** Start of RECORDS FOR PROCESSING **
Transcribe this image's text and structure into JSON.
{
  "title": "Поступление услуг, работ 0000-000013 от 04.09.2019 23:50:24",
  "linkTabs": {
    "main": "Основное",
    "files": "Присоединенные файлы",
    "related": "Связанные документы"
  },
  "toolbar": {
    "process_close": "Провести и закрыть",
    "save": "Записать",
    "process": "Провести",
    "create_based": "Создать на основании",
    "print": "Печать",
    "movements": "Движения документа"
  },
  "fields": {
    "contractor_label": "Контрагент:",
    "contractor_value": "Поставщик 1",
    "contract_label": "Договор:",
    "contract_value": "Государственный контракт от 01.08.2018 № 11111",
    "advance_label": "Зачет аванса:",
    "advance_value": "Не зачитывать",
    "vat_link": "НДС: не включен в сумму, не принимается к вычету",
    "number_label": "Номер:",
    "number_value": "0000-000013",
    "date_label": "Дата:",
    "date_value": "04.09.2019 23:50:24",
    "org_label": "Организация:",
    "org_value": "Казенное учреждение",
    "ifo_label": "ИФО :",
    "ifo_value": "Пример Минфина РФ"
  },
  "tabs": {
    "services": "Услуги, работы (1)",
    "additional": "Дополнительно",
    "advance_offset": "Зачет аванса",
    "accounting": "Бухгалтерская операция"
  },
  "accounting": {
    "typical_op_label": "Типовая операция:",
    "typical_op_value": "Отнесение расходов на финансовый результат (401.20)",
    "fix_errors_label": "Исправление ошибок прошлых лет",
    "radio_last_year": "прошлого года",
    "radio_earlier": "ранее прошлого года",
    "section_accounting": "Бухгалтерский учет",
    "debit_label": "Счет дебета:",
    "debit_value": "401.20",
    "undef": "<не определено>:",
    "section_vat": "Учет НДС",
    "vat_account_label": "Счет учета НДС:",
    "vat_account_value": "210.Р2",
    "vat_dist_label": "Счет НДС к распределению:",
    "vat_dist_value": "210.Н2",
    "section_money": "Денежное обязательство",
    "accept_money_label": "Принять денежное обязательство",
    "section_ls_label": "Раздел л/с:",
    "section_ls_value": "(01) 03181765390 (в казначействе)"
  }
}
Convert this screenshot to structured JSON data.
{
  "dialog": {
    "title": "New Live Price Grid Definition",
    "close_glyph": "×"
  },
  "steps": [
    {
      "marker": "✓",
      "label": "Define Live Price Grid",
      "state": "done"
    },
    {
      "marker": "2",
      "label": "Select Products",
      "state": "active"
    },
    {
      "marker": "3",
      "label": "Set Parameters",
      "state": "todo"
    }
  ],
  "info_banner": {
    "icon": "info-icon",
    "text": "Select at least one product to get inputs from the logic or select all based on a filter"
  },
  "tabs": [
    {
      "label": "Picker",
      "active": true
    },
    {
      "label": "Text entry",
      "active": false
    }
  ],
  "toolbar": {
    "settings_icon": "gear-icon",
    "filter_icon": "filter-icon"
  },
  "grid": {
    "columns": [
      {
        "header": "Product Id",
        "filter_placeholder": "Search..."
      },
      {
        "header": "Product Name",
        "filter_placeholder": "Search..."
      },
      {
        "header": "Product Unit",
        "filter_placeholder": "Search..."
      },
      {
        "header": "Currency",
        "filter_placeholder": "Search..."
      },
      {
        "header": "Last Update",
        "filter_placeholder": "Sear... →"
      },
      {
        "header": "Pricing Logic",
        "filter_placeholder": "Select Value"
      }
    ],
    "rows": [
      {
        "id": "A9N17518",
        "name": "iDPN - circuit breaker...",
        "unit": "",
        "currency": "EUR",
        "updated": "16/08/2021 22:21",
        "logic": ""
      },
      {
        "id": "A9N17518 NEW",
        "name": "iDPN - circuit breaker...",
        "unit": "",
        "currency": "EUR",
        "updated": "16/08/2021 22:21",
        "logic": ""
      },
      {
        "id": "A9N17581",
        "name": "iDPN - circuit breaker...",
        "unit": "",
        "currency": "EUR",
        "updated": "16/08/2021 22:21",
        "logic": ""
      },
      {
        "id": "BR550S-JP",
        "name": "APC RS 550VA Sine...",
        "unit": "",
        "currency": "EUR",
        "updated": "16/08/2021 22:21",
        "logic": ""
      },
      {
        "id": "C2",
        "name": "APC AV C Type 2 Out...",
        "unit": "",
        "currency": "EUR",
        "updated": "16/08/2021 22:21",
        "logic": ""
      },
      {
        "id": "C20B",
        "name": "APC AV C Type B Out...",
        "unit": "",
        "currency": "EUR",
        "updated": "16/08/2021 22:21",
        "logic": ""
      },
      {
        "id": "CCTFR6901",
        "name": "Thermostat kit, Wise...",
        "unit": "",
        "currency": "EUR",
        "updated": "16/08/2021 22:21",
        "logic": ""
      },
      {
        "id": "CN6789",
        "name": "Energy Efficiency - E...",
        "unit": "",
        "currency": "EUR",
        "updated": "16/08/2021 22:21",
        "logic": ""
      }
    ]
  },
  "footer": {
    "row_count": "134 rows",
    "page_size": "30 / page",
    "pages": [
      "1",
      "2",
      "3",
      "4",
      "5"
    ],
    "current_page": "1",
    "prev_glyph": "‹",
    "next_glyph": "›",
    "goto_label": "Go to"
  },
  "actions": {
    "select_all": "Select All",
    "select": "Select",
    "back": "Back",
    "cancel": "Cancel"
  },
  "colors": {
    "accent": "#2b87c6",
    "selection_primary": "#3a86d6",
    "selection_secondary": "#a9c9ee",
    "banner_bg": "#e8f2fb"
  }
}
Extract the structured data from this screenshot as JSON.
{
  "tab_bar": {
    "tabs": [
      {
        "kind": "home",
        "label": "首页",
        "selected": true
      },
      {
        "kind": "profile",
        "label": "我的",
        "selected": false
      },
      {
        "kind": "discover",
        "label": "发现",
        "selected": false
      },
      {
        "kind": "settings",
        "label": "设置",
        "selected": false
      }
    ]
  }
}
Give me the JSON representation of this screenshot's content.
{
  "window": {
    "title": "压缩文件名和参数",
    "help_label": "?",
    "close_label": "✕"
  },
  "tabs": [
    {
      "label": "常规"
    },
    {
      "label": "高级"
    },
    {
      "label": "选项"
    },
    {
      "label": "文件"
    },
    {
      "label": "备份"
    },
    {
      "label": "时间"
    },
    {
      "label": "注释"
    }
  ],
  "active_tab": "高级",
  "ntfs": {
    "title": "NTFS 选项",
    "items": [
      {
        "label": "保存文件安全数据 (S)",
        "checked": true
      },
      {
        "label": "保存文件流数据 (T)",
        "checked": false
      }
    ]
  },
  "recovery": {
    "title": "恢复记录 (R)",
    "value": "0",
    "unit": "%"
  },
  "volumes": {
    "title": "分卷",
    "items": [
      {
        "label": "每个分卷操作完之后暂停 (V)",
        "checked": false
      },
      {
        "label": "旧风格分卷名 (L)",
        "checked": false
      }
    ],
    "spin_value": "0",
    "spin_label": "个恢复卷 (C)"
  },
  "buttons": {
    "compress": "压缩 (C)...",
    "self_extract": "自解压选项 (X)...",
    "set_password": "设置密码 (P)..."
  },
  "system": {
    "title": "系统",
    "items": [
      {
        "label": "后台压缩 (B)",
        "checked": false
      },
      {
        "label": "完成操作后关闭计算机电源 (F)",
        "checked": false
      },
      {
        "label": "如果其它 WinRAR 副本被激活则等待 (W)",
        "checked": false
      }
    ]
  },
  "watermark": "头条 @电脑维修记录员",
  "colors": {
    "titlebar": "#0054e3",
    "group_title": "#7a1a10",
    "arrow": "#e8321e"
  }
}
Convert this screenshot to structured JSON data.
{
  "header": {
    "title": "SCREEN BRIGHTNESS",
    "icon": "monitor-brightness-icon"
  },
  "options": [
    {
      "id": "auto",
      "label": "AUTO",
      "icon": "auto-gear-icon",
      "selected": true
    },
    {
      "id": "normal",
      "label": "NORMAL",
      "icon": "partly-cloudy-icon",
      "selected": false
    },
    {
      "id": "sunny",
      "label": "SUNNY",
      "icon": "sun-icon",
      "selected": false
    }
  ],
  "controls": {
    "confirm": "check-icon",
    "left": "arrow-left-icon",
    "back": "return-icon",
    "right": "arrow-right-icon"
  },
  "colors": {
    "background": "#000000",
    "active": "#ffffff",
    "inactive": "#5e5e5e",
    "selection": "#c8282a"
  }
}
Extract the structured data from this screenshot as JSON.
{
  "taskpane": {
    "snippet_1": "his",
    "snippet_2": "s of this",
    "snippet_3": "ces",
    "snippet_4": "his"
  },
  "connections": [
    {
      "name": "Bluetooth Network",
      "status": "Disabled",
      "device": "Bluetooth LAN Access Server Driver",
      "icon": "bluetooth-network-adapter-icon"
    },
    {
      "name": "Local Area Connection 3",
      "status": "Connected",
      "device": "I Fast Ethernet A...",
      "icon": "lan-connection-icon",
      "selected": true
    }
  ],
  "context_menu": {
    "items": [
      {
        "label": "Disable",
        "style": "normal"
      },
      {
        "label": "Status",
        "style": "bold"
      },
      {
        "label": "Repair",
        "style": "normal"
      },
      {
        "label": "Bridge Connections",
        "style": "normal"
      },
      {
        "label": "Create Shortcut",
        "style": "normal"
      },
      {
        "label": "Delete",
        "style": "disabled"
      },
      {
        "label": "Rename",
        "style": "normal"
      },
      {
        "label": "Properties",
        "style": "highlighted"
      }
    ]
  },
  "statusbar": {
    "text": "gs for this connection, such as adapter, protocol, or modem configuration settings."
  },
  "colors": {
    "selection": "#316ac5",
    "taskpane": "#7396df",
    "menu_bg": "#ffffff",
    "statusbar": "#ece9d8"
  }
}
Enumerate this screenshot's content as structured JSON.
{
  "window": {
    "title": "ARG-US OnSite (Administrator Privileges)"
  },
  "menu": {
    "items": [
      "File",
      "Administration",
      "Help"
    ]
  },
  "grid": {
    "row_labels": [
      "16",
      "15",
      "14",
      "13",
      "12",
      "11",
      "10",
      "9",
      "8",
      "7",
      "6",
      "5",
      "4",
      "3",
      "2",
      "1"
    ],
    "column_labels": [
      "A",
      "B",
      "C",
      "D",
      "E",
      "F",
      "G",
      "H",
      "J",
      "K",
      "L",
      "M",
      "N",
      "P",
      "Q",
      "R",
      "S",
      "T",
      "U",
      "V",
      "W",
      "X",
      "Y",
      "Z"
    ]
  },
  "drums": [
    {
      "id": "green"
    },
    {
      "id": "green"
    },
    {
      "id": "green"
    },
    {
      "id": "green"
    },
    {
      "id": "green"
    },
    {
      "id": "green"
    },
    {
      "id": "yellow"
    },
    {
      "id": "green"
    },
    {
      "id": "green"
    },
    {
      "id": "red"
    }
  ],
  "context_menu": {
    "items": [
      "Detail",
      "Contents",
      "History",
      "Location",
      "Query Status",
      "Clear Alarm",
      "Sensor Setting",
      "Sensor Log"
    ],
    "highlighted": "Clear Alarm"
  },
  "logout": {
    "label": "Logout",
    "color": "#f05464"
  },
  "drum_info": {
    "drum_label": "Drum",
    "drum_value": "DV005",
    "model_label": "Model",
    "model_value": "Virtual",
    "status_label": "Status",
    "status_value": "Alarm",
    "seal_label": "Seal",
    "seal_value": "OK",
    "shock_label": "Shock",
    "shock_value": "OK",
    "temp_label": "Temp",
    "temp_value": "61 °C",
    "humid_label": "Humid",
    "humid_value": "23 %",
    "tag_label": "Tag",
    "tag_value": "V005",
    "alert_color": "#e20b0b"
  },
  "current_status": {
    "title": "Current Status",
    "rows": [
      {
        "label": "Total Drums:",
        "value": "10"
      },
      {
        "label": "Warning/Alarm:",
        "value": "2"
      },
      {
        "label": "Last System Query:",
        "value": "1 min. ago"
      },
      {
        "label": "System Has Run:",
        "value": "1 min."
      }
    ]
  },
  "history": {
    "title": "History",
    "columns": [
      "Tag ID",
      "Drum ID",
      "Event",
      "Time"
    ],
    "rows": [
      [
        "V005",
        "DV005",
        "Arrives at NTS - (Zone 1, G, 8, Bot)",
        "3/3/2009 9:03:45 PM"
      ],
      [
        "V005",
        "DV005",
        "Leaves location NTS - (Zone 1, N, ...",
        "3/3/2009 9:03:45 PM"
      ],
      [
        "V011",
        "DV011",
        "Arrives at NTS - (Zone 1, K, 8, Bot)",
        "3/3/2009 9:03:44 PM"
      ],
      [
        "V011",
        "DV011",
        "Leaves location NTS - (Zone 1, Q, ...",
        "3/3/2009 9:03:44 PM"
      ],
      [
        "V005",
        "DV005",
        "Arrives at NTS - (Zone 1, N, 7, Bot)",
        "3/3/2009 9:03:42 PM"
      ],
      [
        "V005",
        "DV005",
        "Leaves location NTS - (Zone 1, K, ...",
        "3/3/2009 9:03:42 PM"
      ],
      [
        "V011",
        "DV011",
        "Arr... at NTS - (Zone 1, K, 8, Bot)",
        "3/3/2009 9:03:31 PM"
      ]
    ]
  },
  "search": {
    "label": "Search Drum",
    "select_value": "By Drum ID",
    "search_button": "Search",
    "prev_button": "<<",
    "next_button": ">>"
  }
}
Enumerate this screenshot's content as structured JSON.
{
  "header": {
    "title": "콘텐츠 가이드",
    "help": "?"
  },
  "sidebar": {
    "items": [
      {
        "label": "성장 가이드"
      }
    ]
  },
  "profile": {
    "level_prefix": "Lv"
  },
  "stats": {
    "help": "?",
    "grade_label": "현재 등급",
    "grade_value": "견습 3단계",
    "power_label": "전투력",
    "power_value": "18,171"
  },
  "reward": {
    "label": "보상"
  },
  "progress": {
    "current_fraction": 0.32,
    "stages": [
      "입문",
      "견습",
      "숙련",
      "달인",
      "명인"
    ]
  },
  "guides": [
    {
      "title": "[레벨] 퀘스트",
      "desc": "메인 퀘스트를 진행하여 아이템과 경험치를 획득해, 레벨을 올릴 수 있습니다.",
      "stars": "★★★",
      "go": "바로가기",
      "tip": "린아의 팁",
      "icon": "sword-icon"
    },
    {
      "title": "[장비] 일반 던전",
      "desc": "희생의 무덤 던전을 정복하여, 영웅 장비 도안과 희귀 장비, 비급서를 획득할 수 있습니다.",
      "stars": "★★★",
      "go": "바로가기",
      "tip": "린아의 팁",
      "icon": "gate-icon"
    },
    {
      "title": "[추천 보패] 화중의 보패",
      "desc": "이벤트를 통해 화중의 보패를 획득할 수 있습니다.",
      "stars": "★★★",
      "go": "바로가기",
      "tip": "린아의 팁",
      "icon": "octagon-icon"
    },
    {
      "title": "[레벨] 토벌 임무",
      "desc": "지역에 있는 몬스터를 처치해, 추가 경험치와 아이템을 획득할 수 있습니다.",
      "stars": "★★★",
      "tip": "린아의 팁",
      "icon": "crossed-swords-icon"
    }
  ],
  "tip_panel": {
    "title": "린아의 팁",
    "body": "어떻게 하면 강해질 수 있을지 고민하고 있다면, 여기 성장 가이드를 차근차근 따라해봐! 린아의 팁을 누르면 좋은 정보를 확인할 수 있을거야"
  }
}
** End of RECORDS FOR PROCESSING **
EXERCISE — State only the number of lines in these entries that contain "операция".

RESULT OF THE EXERCISE — 2